PASSAGE PROVIDED:
• • •
Strawberry Rhubarb Pie
When I was growing up, my grandmother’s garden was a magical place, especially in late spring when her rhubarb plants stood tall like red-stalked sentinels.

She would send me out with a small basket to harvest the ruby stems, warning me to avoid the poisonous leaves. Later, we’d pair them with the season’s first strawberries to create what she called “spring’s perfect marriage” strawberry rhubarb pie. The recipe I’m sharing today is adapted from hers, tweaked over generations but still capturing that special combination that makes this dessert a timeless classic.
Nature’s Sweet and Sour Symphony
What makes strawberry rhubarb pie truly special is its perfect balancing act. The tartness of rhubarb creates a counterpoint to the sweet, juicy strawberries, resulting in a flavor profile that’s complex yet comforting. Wrapped in a buttery, flaky crust that shatters under your fork, this pie bridges seasons celebrating the end of spring and welcoming summer.
While it looks impressive enough for special occasions, this recipe is actually quite forgiving for bakers of all skill levels. The rustic nature of the pie means that small imperfections only add to its homemade charm.

Ingredients
For the Crust:
- 2½ cups all-purpose flour
- 1 tablespoon granulated sugar
- 1 teaspoon salt
- 1 cup (2 sticks) cold unsalted butter, cut into small cubes
- ¼ to ½ cup ice water
- 1 tablespoon apple cider vinegar
- 1 egg (for egg wash)
- 1 tablespoon turbinado or coarse sugar (for sprinkling)
For the Filling:
- 3 cups rhubarb, trimmed and cut into ½-inch pieces (about 1 pound)
- 3 cups fresh strawberries, hulled and quartered (about 1 pound)
- 1 cup granulated sugar
- ¼ cup cornstarch
- ¼ teaspoon salt
- 2 tablespoons lemon juice
- 1 teaspoon vanilla extract
- ½ teaspoon ground cinnamon
- Zest of one orange (about 1 tablespoon)
- 2 tablespoons butter, cut into small pieces

Instructions
Making the Perfect Pie Crust
- In a large bowl, whisk together the flour, sugar, and salt.
- Add the cold cubed butter to the flour mixture. Using a pastry cutter or your fingertips, work the butter into the flour until the mixture resembles coarse crumbs with some pea-sized pieces of butter remaining. (These butter pieces are crucial for a flaky crust!)
- Mix the ice water and apple cider vinegar in a small bowl. Drizzle about ¼ cup of the liquid over the flour mixture and gently stir with a fork. Continue adding water, 1 tablespoon at a time, until the dough just begins to come together when you squeeze it. Be careful not to add too much water.
• • •
STORED DATA:
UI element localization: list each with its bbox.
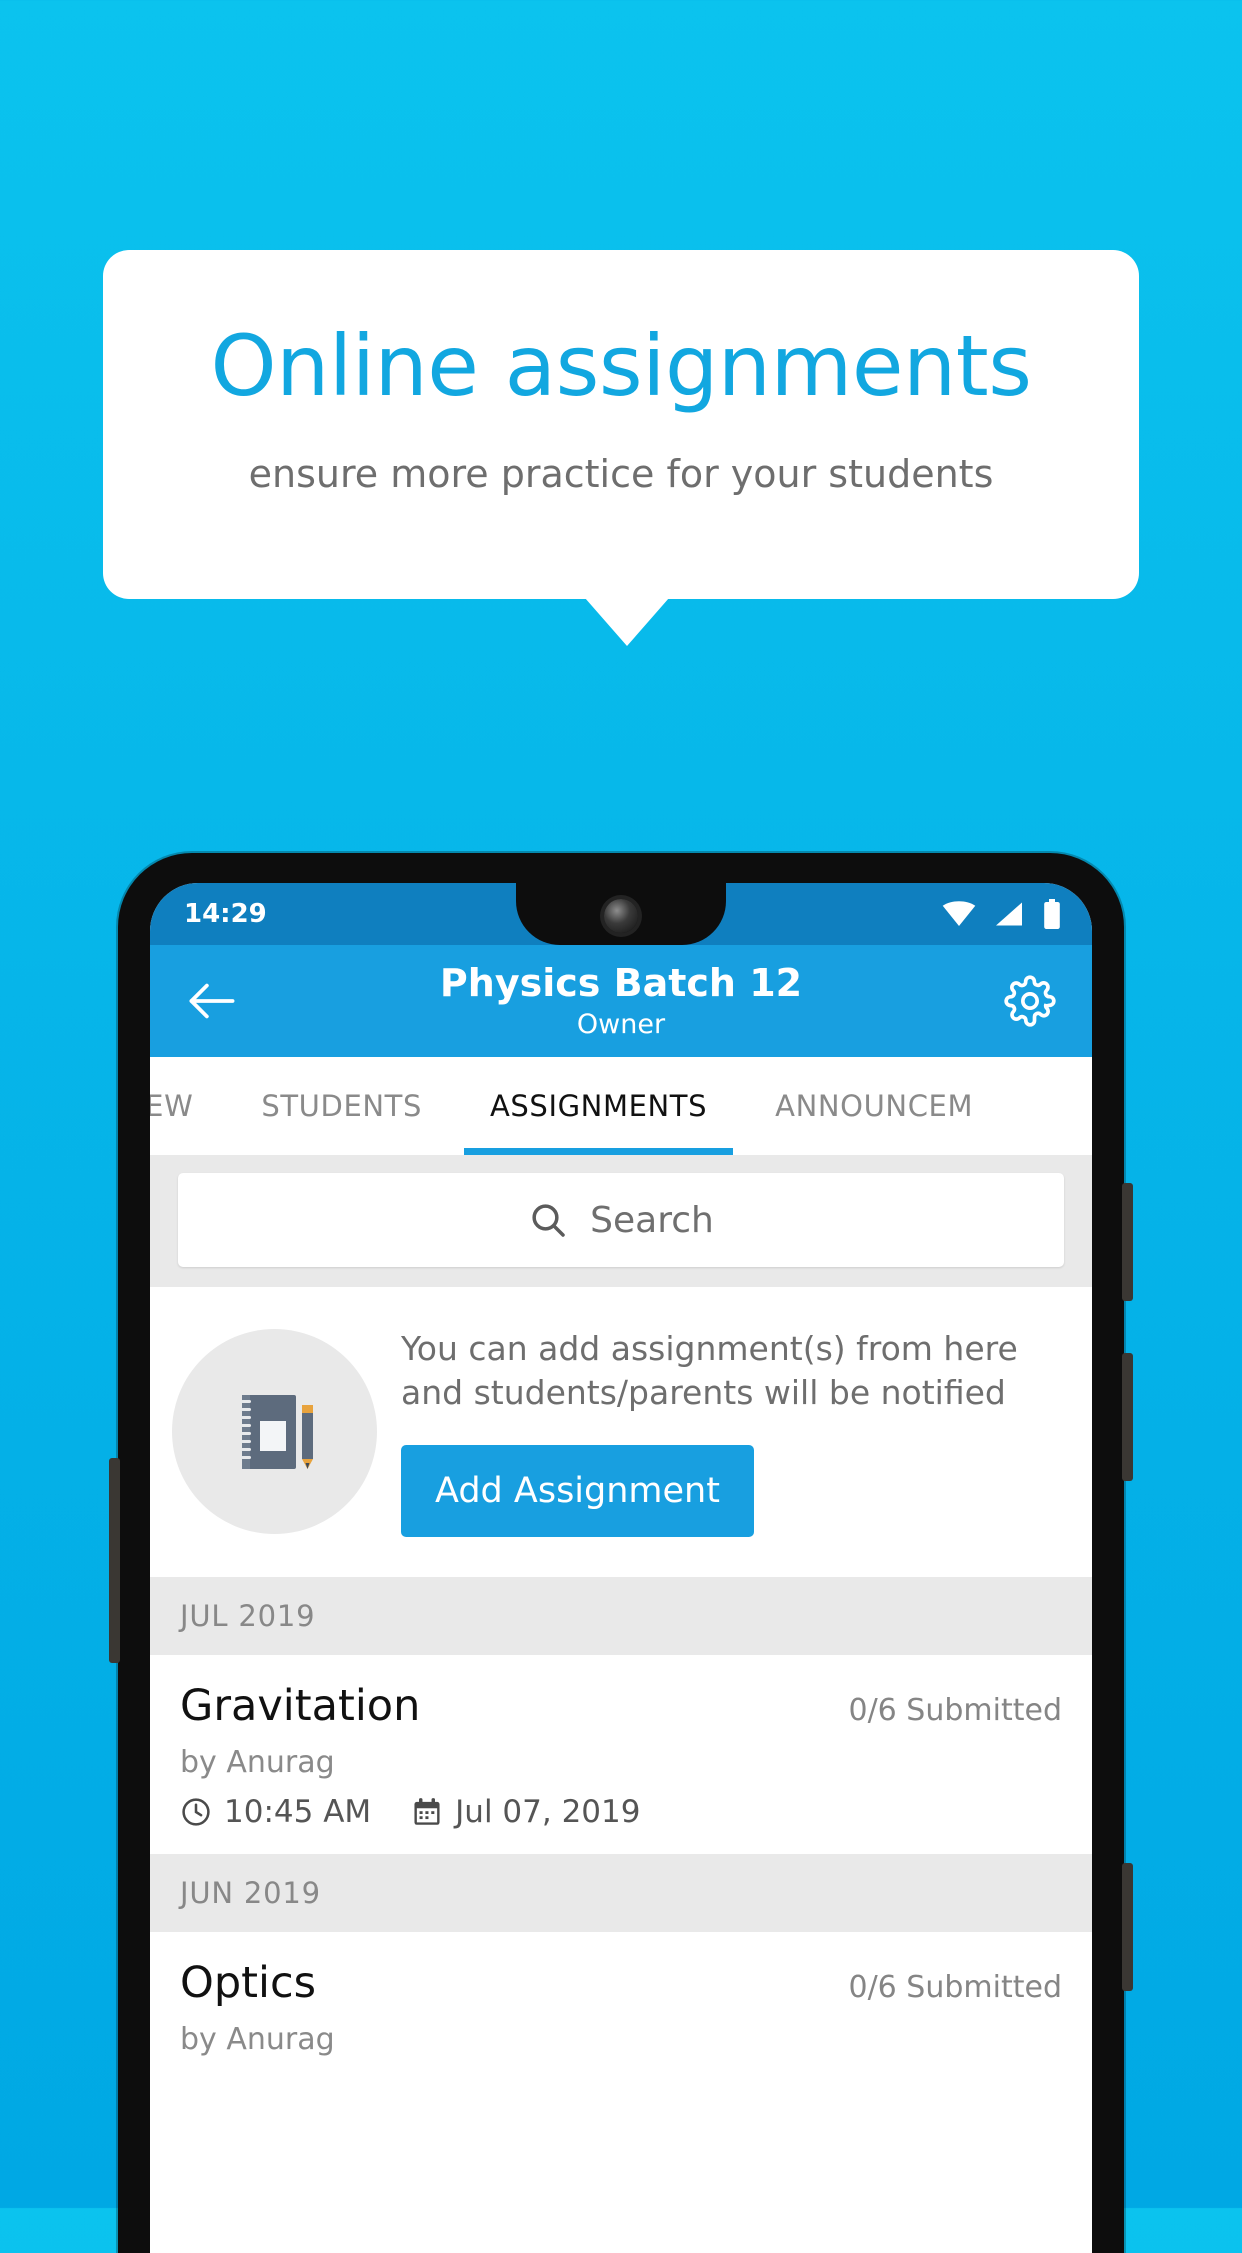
• • •
WRITTEN PROBLEM 1: Swap "apple cider vinegar" for "white wine vinegar" in the strawberry rhubarb pie recipe, writing out the part that opens with the words containing "- Mix the ice" and closes with "too much water.".
WRITTEN PROBLEM 2: Pick up the strawberry rhubarb pie recipe from the point where it stops and carry it on.

EXPECTED ANSWER 1:
- Mix the ice water and white wine vinegar in a small bowl. Drizzle about ¼ cup of the liquid over the flour mixture and gently stir with a fork. Continue adding water, 1 tablespoon at a time, until the dough just begins to come together when you squeeze it. Be careful not to add too much water.

EXPECTED ANSWER 2:
- Divide the dough into two equal portions and shape each into a disk. Wrap each disk in plastic wrap and refrigerate for at least 1 hour or up to 2 days.
Preparing the Fruit Filling
- In a large bowl, combine the rhubarb and strawberries.
- In a separate smaller bowl, whisk together the sugar, cornstarch, salt, lemon juice, vanilla extract, cinnamon, and orange zest.
- Pour the sugar mixture over the fruit and gently toss until all pieces are coated. Let the mixture sit for about 15 minutes to allow the fruit to release some juices.
Assembling and Baking the Pie
- Preheat your oven to 425°F (220°C) and place a baking sheet on the middle rack.
- Remove one disk of dough from the refrigerator and let it sit at room temperature for about 5 minutes to soften slightly.
- On a lightly floured surface, roll the dough into a 12-inch circle about ⅛-inch thick. Carefully transfer the dough to a 9-inch pie plate.
- Pour the fruit filling into the pie crust, making sure to include all the juices. Dot the top of the filling with the small pieces of butter.
- Roll out the second disk of dough to the same thickness. You can either place it whole on top of the pie or cut it into strips for a lattice top.
- If using a whole top crust, cut a few slits in the center to allow steam to escape. If making a lattice, weave the strips over and under each other.
- Trim the excess dough from the edges and crimp or flute as desired.
- Beat the egg with 1 tablespoon of water and brush this egg wash over the top crust. Sprinkle with the coarse sugar.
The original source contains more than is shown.